- Written instruction:
Examine the material below. Gather every line in which the string "Dining" appears.

** Start of Information shown **

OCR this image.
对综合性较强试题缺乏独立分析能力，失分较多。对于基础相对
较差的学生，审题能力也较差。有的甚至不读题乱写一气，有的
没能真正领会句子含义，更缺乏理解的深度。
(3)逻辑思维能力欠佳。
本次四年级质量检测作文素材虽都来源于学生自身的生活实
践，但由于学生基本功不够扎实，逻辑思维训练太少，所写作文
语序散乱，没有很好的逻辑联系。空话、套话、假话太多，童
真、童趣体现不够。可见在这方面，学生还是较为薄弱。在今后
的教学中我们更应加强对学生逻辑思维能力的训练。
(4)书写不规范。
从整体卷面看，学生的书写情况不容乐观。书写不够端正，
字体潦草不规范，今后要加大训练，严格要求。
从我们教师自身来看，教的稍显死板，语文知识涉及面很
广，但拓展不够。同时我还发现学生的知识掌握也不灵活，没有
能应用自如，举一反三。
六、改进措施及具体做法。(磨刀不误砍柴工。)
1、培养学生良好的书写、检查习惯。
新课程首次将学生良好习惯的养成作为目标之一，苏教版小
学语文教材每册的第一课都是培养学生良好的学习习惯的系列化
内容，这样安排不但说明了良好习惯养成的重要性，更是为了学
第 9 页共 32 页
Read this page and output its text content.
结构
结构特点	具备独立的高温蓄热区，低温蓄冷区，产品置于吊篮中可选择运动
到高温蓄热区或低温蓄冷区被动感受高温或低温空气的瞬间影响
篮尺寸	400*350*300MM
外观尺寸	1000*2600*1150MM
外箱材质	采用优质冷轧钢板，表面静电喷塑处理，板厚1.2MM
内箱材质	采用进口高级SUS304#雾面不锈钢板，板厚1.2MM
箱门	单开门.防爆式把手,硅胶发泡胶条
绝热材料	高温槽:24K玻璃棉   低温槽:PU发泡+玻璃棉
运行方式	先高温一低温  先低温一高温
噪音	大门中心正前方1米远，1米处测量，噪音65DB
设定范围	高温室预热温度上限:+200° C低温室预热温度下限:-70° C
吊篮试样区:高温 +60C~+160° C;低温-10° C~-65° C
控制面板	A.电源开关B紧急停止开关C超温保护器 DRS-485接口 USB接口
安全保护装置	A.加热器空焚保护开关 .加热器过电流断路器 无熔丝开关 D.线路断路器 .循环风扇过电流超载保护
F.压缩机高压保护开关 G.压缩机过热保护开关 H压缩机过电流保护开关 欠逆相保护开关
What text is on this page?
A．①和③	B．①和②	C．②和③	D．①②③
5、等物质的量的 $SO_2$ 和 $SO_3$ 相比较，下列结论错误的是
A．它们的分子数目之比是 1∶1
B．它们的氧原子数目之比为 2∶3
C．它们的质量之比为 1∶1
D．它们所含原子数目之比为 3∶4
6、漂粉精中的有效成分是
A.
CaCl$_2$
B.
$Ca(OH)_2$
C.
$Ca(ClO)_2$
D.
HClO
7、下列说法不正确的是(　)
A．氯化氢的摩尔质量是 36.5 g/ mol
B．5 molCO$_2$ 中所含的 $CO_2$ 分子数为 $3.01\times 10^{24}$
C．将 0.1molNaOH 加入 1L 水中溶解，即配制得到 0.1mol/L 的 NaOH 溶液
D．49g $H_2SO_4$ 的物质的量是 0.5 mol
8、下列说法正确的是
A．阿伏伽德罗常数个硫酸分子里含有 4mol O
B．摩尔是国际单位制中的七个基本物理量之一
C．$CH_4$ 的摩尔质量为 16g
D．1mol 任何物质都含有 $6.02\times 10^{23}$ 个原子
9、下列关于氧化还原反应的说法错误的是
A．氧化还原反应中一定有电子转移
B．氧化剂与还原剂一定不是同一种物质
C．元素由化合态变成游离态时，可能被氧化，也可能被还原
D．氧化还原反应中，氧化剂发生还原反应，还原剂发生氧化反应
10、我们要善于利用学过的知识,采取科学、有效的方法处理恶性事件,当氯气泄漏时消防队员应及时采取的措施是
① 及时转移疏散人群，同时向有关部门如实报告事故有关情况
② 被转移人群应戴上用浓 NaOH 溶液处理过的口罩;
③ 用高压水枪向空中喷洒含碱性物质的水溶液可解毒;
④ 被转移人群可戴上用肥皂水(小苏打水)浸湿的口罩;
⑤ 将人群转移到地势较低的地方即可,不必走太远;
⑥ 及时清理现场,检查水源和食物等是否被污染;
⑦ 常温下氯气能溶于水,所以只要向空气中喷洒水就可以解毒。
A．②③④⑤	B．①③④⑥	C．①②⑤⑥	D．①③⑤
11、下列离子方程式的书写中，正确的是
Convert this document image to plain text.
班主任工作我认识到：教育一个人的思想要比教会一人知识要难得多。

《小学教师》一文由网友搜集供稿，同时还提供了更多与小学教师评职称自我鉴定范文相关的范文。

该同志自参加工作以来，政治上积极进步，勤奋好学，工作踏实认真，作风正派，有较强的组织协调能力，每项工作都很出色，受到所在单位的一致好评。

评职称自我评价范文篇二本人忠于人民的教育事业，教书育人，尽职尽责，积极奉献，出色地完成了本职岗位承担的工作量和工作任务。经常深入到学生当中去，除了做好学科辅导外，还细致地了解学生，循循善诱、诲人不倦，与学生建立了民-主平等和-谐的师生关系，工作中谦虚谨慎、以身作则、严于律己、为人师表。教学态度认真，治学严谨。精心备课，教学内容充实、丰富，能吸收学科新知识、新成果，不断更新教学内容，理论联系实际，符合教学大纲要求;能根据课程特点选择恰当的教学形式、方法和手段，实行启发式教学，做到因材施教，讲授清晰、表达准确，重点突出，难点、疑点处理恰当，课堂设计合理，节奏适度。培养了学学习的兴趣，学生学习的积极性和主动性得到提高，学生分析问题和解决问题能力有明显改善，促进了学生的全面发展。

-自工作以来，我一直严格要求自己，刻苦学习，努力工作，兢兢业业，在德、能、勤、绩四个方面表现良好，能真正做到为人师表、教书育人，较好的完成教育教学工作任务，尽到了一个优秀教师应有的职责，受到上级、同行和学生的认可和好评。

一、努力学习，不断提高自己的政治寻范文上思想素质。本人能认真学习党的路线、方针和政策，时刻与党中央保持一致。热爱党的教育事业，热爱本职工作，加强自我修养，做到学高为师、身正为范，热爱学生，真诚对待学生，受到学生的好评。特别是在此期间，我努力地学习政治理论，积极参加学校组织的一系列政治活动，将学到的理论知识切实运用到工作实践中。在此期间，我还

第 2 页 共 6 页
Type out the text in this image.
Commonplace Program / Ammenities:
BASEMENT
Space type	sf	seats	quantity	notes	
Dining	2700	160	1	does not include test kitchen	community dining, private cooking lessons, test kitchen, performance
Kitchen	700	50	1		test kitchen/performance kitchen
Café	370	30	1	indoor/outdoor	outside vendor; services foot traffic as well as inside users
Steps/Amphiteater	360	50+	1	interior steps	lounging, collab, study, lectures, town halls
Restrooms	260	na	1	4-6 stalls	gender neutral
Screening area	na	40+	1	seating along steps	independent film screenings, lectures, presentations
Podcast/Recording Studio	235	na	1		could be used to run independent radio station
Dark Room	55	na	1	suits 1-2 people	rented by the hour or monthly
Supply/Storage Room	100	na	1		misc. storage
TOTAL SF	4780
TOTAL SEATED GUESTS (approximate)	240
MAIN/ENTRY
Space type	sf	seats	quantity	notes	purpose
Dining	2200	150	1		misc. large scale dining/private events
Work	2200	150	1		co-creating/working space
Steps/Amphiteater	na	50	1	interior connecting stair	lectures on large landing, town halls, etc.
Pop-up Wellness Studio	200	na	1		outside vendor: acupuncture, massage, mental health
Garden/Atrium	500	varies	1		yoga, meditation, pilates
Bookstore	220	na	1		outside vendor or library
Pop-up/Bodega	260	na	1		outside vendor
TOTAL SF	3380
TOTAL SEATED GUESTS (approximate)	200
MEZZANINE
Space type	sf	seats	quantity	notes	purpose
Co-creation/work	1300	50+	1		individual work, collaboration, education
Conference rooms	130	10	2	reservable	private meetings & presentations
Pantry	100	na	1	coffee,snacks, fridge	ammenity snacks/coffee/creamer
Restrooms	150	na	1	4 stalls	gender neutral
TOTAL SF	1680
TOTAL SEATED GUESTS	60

** End of Information shown **

- Response for this exercise:
Dining	2700	160	1	does not include test kitchen	community dining, private cooking lessons, test kitchen, performance
Dining	2200	150	1		misc. large scale dining/private events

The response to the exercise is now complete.